▶ [読む文章]:
>>>

東京大学教員の著作を著者自らが語る広場

白い表紙に雲状の赤い模様

書籍名

岩波新書 ライシテから読む現代フランス 政治と宗教のいま

著者名

伊達 聖伸

判型など

256ページ、新書判

言語

日本語

発行年月日

2018年3月20日

ISBN コード

9784004317104

出版社

岩波書店

出版社URL

書籍紹介ページ

学内図書館貸出状況(OPAC)

ライシテから読む現代フランス

英語版ページ指定

英語ページを見る

実は、本書には幻のタイトルがありました。私の側が用意していたのは、『ライシテとは何か』というもの。しかし、出版社によれば、『〇〇とは何か』というタイトルは、最近話題の言葉を改めて根本から論じるような本にふさわしいのだそうです。つまり、「ライシテ」という言葉は、日本ではそもそも耳にする機会がまだ少ないと判断されたことになるでしょう。
 
「ライシテ」とは、簡単に言えばフランスの政教分離のこと。しかし、ことは狭い意味での政教分離の話にとどまりません。フランス革命以来の共和国の理念が詰まった言葉で、ライシテの歴史はフランスの近現代の歩みと軌を一にします。すると、ではライシテはあくまでフランスに固有の話なのだなと思われてしまうかもしれません。そう主張する研究者もいますが、私の考えではライシテはフランスだけの話ではありません。

<<<

▶ [表示データ]:
>>>

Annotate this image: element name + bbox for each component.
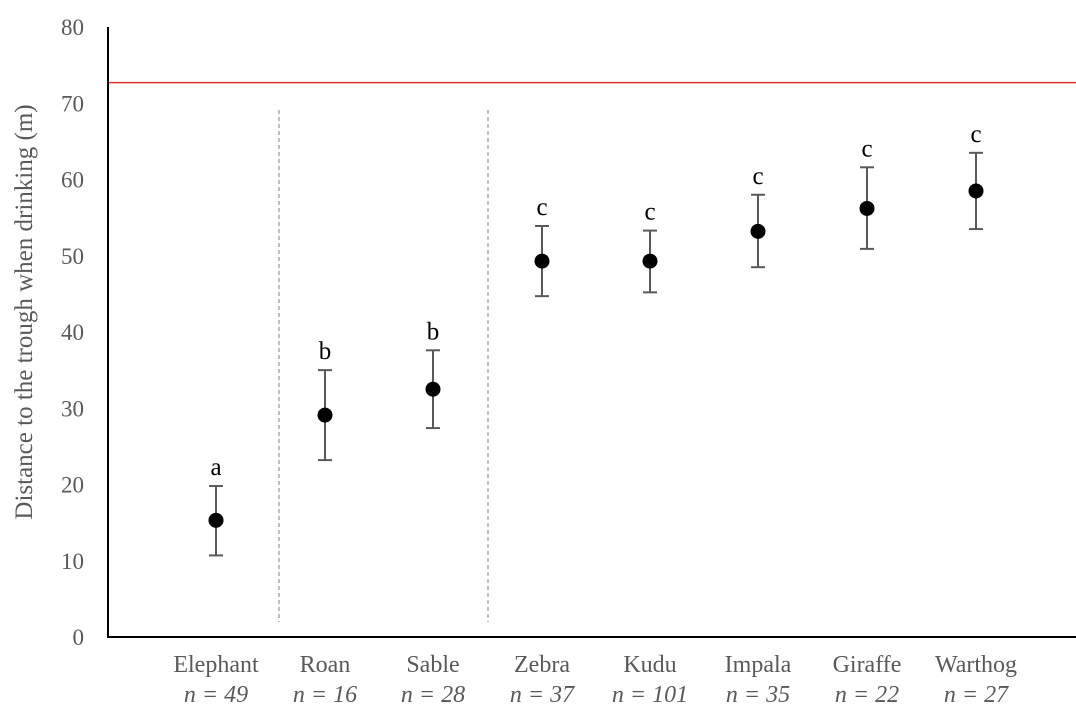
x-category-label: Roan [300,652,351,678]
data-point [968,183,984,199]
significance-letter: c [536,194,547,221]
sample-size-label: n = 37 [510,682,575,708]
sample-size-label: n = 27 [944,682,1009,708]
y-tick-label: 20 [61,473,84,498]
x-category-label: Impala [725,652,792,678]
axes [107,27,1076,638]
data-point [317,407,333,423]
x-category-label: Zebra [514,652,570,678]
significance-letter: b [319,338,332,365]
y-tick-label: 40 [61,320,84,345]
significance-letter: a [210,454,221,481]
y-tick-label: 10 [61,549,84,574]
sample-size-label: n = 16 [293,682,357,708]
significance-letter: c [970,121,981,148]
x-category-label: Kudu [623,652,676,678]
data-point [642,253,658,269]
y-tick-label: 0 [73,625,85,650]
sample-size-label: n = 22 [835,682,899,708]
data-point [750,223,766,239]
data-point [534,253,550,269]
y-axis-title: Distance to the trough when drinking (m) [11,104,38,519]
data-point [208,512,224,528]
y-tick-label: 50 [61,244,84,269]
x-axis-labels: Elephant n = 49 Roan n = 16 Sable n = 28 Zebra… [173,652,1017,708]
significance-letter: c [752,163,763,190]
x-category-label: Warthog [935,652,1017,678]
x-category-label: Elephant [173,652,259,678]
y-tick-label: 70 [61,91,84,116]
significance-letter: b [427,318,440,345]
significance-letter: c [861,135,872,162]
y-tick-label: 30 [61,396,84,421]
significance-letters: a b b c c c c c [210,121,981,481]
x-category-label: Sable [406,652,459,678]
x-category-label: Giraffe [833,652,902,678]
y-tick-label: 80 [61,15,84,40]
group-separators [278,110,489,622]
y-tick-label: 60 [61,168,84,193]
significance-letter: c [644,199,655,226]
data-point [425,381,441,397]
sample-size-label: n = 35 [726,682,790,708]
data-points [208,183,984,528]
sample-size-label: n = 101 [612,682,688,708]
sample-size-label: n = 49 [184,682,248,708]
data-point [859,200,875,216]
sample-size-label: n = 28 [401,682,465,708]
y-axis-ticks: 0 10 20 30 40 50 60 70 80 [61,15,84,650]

<<<

▶ [作業内容]:
[A] 一覧のうち「x-category-label: Roan [300,652,351,678]」を含む行から「x-category-label: Sable [406,652,459,678]」を含む行までを、「data-point」を「data-marker」に差し替え、それ以外は変えずに書き直してください。
[B] ライシテを紹介する文章を、最後の文のあとから書き継いでください。

▶ [課題別の解答]:
[A]
x-category-label: Roan [300,652,351,678]
data-marker [968,183,984,199]
significance-letter: c [536,194,547,221]
sample-size-label: n = 37 [510,682,575,708]
sample-size-label: n = 27 [944,682,1009,708]
y-tick-label: 20 [61,473,84,498]
x-category-label: Impala [725,652,792,678]
axes [107,27,1076,638]
data-marker [317,407,333,423]
x-category-label: Zebra [514,652,570,678]
significance-letter: b [319,338,332,365]
y-tick-label: 40 [61,320,84,345]
significance-letter: a [210,454,221,481]
y-tick-label: 10 [61,549,84,574]
sample-size-label: n = 16 [293,682,357,708]
significance-letter: c [970,121,981,148]
x-category-label: Kudu [623,652,676,678]
data-marker [642,253,658,269]
y-tick-label: 0 [73,625,85,650]
sample-size-label: n = 22 [835,682,899,708]
data-marker [750,223,766,239]
data-marker [534,253,550,269]
y-axis-title: Distance to the trough when drinking (m) [11,104,38,519]
data-marker [208,512,224,528]
y-tick-label: 50 [61,244,84,269]
x-axis-labels: Elephant n = 49 Roan n = 16 Sable n = 28 Zebra… [173,652,1017,708]
significance-letter: c [752,163,763,190]
x-category-label: Warthog [935,652,1017,678]
x-category-label: Elephant [173,652,259,678]
y-tick-label: 70 [61,91,84,116]
significance-letter: b [427,318,440,345]
significance-letter: c [861,135,872,162]
y-tick-label: 30 [61,396,84,421]
significance-letters: a b b c c c c c [210,121,981,481]
x-category-label: Sable [406,652,459,678]

[B]
もうひとつ、気になっていたことがありました。たしかに、「ライシテ」はまだ日本で広く使われる言葉ではないかもしれませんが、一時期よりはよく知られるようになってきました。ただ、私の印象では、この言葉を聞きかじったことがあるという程度の人は、しばしば一定のイメージをかなり性急に作りあげています。
 
そのイメージとは、ライシテとは非常に厳格なフランス流の政教分離で、公共空間から宗教を一切排除し、とりわけ政治と宗教を分けないイスラームの信仰実践を抑圧するものだ、というものです。しかし、私に言わせれば、たしかにそのようなライシテのあり方は存在するけれども、それはライシテの一面であって、すべてではありません。
 
『ライシテとは何か』という幻のタイトル。その副題は「「フランスの厳格な政教分離」をずらす」というものでした。フランスのライシテには、必ずしも「厳格」とは言えない面もある。「政教分離」という理解だけでは不十分だ。「フランス」だけの話ではない。そのような思いを込めたものでした。
 
タイトル自体は没になりましたが、問題意識はそのまま本書に反映されています。第1章では、ライシテには宗教の公共的役割を承認する面も多分にあることが論じられています。第2章では、フランスがこれまで宗教的マイノリティとの共生についてどのような試行錯誤を繰り返してきたのかを、過去の事例からパターン化して取り出し、その正負両面を論じています。第3章では、実際にフランスで生活しているさまざまなムスリムのライシテ観を扱っています。現在、ライシテとイスラームの関係はうまくいっていないように見えるかもしれませんが、案外うまくいっている面もあるのです。
 
今から振り返ると、この本を書いていたときの私には、共和国フランスの歴史がもたらしてきた負の面はしっかり批判しつつ、共和主義の理念を救い出すことが重要だという問題意識がありました。それはフランスだけの話ではなくて、現代日本の課題とも通じているはずだからです。特に若い読者には、そのように読んでもらえると嬉しいです。
 

(紹介文執筆者: 総合文化研究科・教養学部 准教授 伊達 聖伸 / 2019)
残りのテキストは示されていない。